Take every line that has the string "allora" and copy it out.
## Start
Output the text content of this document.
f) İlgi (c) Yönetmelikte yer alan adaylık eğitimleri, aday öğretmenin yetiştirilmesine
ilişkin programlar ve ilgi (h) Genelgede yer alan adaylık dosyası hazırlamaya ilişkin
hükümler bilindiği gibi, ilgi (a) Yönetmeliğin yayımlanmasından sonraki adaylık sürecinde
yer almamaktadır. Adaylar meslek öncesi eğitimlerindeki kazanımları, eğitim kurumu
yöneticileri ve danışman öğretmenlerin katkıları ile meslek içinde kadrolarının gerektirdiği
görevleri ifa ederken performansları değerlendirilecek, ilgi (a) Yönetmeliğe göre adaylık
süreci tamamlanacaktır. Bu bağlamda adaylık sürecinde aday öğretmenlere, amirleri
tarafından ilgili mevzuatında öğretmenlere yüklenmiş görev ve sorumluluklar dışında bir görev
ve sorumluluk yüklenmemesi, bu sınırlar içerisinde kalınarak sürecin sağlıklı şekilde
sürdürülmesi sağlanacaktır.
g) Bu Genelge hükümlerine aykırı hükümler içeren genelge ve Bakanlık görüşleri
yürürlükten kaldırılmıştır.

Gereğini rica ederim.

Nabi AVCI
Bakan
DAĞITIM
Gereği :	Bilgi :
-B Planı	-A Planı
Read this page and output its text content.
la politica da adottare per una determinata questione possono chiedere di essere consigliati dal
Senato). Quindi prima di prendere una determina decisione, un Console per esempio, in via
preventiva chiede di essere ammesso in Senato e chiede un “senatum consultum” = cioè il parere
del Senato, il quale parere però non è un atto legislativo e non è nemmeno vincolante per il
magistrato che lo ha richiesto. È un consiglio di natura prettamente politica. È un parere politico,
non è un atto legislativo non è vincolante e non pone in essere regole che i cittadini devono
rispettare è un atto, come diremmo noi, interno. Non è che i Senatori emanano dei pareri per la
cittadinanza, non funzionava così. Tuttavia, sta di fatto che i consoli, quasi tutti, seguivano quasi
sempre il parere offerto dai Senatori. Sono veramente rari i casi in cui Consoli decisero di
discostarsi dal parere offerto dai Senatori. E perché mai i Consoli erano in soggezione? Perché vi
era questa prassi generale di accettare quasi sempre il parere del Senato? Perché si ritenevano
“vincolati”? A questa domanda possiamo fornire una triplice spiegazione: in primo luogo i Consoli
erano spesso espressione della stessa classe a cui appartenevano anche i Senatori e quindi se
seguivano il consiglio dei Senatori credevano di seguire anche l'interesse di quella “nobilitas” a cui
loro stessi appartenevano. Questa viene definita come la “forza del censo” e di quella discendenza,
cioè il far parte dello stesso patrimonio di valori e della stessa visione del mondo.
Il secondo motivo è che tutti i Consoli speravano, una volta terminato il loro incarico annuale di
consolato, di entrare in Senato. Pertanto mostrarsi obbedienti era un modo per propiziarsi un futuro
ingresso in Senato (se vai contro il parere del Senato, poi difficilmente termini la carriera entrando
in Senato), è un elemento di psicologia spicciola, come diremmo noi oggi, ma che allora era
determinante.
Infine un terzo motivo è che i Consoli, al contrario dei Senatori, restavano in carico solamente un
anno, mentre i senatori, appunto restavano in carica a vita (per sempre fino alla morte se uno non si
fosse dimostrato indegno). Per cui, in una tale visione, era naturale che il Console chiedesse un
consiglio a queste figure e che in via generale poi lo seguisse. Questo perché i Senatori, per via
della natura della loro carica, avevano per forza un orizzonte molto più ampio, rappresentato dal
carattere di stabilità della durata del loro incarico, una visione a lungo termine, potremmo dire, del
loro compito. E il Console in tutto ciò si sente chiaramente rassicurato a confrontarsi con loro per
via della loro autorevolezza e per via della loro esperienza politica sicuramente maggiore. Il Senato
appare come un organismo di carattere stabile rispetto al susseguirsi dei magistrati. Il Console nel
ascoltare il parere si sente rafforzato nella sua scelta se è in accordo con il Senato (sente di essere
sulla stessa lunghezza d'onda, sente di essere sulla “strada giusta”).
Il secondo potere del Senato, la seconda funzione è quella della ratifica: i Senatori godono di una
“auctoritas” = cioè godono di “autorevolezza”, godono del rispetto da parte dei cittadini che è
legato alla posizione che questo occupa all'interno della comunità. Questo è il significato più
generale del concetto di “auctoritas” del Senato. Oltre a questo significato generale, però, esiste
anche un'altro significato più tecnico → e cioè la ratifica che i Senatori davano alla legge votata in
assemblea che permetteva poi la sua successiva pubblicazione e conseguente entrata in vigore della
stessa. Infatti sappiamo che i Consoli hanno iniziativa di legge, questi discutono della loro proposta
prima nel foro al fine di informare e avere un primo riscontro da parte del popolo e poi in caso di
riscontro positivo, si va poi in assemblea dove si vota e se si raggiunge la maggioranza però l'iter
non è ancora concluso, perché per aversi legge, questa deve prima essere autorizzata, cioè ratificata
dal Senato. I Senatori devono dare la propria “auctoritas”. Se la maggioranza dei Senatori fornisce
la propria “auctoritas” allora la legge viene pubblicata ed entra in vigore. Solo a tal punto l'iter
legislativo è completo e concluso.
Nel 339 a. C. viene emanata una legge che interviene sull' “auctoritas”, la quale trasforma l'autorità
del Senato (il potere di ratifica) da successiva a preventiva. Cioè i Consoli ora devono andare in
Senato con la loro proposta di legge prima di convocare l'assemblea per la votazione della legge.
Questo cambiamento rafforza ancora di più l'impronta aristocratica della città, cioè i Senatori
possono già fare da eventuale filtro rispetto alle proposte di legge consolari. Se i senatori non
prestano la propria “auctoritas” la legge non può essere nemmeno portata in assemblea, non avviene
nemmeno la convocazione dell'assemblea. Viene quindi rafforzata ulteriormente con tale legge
## End
* _Answer_
in Senato), è un elemento di psicologia spicciola, come diremmo noi oggi, ma che allora era
la propria “auctoritas” allora la legge viene pubblicata ed entra in vigore. Solo a tal punto l'iter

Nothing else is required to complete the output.